### [DIRECTIONS]
Write out the whole listing exactly as it stands.

>> START PROVIDED DATA

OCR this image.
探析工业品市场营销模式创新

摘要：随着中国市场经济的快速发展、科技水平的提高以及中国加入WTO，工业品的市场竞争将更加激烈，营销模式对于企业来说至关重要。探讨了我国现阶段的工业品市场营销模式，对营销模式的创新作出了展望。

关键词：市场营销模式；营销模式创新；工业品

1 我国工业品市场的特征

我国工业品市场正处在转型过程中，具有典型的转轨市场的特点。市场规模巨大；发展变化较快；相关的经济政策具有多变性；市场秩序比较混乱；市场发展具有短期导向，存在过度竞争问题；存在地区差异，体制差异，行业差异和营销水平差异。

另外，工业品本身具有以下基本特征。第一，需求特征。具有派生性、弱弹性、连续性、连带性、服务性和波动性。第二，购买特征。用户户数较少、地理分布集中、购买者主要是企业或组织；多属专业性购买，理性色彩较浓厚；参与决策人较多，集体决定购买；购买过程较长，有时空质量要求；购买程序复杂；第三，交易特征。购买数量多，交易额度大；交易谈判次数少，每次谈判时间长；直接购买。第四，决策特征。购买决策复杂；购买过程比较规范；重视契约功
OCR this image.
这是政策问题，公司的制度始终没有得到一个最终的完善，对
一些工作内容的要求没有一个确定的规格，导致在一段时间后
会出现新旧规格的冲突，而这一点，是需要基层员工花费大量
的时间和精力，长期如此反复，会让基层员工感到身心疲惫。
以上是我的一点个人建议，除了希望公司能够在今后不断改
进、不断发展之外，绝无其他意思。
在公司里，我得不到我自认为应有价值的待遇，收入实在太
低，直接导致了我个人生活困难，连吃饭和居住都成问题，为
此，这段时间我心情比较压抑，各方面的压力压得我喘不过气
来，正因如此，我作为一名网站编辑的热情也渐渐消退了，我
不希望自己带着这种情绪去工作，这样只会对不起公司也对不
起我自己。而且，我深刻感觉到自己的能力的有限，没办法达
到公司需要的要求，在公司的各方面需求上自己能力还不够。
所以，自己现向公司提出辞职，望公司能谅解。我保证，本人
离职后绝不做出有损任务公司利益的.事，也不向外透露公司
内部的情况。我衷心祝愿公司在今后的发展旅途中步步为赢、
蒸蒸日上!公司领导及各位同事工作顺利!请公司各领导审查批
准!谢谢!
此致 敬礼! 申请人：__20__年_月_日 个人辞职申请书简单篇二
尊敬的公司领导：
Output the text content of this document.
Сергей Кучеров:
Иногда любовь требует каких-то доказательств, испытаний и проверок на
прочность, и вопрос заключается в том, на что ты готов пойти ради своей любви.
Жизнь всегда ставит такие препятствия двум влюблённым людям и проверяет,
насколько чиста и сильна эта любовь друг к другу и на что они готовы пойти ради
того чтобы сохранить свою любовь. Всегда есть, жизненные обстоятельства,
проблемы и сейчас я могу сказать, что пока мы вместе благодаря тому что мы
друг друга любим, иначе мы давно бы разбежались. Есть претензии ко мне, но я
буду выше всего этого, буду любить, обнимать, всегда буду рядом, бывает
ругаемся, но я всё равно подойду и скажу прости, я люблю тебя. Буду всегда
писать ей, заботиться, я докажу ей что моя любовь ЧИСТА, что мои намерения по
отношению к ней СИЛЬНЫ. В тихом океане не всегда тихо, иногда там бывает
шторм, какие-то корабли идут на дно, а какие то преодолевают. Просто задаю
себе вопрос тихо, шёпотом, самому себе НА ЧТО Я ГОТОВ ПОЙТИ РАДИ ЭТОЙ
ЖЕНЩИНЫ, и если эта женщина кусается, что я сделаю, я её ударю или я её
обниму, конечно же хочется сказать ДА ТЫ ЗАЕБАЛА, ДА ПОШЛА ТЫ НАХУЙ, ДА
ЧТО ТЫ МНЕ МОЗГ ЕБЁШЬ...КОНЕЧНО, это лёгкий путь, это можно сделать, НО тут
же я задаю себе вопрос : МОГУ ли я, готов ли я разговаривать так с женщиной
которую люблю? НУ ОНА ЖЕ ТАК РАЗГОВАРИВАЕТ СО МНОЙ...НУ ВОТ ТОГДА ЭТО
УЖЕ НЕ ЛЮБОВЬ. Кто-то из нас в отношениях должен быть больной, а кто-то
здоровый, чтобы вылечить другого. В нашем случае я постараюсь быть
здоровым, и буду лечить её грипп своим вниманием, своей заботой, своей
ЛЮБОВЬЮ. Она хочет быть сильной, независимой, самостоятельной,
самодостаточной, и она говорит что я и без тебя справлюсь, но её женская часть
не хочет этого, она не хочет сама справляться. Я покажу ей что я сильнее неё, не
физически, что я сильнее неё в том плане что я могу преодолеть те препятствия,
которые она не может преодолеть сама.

>> END PROVIDED DATA

### [TASK OUTPUT]
OCR this image.
探析工业品市场营销模式创新

摘要：随着中国市场经济的快速发展、科技水平的提高以及中国加入WTO，工业品的市场竞争将更加激烈，营销模式对于企业来说至关重要。探讨了我国现阶段的工业品市场营销模式，对营销模式的创新作出了展望。

关键词：市场营销模式；营销模式创新；工业品

1 我国工业品市场的特征

我国工业品市场正处在转型过程中，具有典型的转轨市场的特点。市场规模巨大；发展变化较快；相关的经济政策具有多变性；市场秩序比较混乱；市场发展具有短期导向，存在过度竞争问题；存在地区差异，体制差异，行业差异和营销水平差异。

另外，工业品本身具有以下基本特征。第一，需求特征。具有派生性、弱弹性、连续性、连带性、服务性和波动性。第二，购买特征。用户户数较少、地理分布集中、购买者主要是企业或组织；多属专业性购买，理性色彩较浓厚；参与决策人较多，集体决定购买；购买过程较长，有时空质量要求；购买程序复杂；第三，交易特征。购买数量多，交易额度大；交易谈判次数少，每次谈判时间长；直接购买。第四，决策特征。购买决策复杂；购买过程比较规范；重视契约功
OCR this image.
这是政策问题，公司的制度始终没有得到一个最终的完善，对
一些工作内容的要求没有一个确定的规格，导致在一段时间后
会出现新旧规格的冲突，而这一点，是需要基层员工花费大量
的时间和精力，长期如此反复，会让基层员工感到身心疲惫。
以上是我的一点个人建议，除了希望公司能够在今后不断改
进、不断发展之外，绝无其他意思。
在公司里，我得不到我自认为应有价值的待遇，收入实在太
低，直接导致了我个人生活困难，连吃饭和居住都成问题，为
此，这段时间我心情比较压抑，各方面的压力压得我喘不过气
来，正因如此，我作为一名网站编辑的热情也渐渐消退了，我
不希望自己带着这种情绪去工作，这样只会对不起公司也对不
起我自己。而且，我深刻感觉到自己的能力的有限，没办法达
到公司需要的要求，在公司的各方面需求上自己能力还不够。
所以，自己现向公司提出辞职，望公司能谅解。我保证，本人
离职后绝不做出有损任务公司利益的.事，也不向外透露公司
内部的情况。我衷心祝愿公司在今后的发展旅途中步步为赢、
蒸蒸日上!公司领导及各位同事工作顺利!请公司各领导审查批
准!谢谢!
此致 敬礼! 申请人：__20__年_月_日 个人辞职申请书简单篇二
尊敬的公司领导：
Output the text content of this document.
Сергей Кучеров:
Иногда любовь требует каких-то доказательств, испытаний и проверок на
прочность, и вопрос заключается в том, на что ты готов пойти ради своей любви.
Жизнь всегда ставит такие препятствия двум влюблённым людям и проверяет,
насколько чиста и сильна эта любовь друг к другу и на что они готовы пойти ради
того чтобы сохранить свою любовь. Всегда есть, жизненные обстоятельства,
проблемы и сейчас я могу сказать, что пока мы вместе благодаря тому что мы
друг друга любим, иначе мы давно бы разбежались. Есть претензии ко мне, но я
буду выше всего этого, буду любить, обнимать, всегда буду рядом, бывает
ругаемся, но я всё равно подойду и скажу прости, я люблю тебя. Буду всегда
писать ей, заботиться, я докажу ей что моя любовь ЧИСТА, что мои намерения по
отношению к ней СИЛЬНЫ. В тихом океане не всегда тихо, иногда там бывает
шторм, какие-то корабли идут на дно, а какие то преодолевают. Просто задаю
себе вопрос тихо, шёпотом, самому себе НА ЧТО Я ГОТОВ ПОЙТИ РАДИ ЭТОЙ
ЖЕНЩИНЫ, и если эта женщина кусается, что я сделаю, я её ударю или я её
обниму, конечно же хочется сказать ДА ТЫ ЗАЕБАЛА, ДА ПОШЛА ТЫ НАХУЙ, ДА
ЧТО ТЫ МНЕ МОЗГ ЕБЁШЬ...КОНЕЧНО, это лёгкий путь, это можно сделать, НО тут
же я задаю себе вопрос : МОГУ ли я, готов ли я разговаривать так с женщиной
которую люблю? НУ ОНА ЖЕ ТАК РАЗГОВАРИВАЕТ СО МНОЙ...НУ ВОТ ТОГДА ЭТО
УЖЕ НЕ ЛЮБОВЬ. Кто-то из нас в отношениях должен быть больной, а кто-то
здоровый, чтобы вылечить другого. В нашем случае я постараюсь быть
здоровым, и буду лечить её грипп своим вниманием, своей заботой, своей
ЛЮБОВЬЮ. Она хочет быть сильной, независимой, самостоятельной,
самодостаточной, и она говорит что я и без тебя справлюсь, но её женская часть
не хочет этого, она не хочет сама справляться. Я покажу ей что я сильнее неё, не
физически, что я сильнее неё в том плане что я могу преодолеть те препятствия,
которые она не может преодолеть сама.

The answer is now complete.